▶ _Saved entries_:

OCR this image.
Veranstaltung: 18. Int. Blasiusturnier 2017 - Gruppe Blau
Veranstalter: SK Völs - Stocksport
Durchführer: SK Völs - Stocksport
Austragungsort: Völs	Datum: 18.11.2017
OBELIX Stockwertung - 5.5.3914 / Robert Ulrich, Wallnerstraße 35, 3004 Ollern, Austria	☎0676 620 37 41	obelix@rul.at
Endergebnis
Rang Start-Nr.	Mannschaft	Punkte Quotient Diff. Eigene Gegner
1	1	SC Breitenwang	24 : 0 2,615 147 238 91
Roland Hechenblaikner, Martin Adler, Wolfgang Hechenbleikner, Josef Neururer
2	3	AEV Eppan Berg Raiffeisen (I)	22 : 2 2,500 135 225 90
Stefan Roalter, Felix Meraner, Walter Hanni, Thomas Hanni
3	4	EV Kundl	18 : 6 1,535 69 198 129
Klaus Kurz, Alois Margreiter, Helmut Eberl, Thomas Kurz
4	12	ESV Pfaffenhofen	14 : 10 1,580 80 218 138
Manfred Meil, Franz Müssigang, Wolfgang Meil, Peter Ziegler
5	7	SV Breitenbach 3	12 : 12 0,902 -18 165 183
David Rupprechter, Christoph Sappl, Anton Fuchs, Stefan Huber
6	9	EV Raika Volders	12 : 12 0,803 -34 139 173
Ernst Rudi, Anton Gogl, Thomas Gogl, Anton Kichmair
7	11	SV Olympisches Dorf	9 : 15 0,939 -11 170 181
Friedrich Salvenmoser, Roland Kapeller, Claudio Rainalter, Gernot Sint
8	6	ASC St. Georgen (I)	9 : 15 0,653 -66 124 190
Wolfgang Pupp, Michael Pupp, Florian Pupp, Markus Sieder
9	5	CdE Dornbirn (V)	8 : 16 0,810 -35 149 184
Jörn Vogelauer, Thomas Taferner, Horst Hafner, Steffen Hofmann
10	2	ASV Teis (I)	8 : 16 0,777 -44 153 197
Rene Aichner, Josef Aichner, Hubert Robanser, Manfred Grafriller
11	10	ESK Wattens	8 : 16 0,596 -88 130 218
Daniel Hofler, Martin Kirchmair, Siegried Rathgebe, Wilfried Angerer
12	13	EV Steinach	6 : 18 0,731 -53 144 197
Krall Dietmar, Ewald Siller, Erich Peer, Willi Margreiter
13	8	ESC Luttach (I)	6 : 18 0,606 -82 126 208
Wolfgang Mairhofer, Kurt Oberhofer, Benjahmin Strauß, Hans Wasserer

▶ _DO THIS_:
Your task is to collect every line above that contains the word "Thomas".

▶ _WRITTEN RESPONSE_:
Stefan Roalter, Felix Meraner, Walter Hanni, Thomas Hanni
Klaus Kurz, Alois Margreiter, Helmut Eberl, Thomas Kurz
Ernst Rudi, Anton Gogl, Thomas Gogl, Anton Kichmair
Jörn Vogelauer, Thomas Taferner, Horst Hafner, Steffen Hofmann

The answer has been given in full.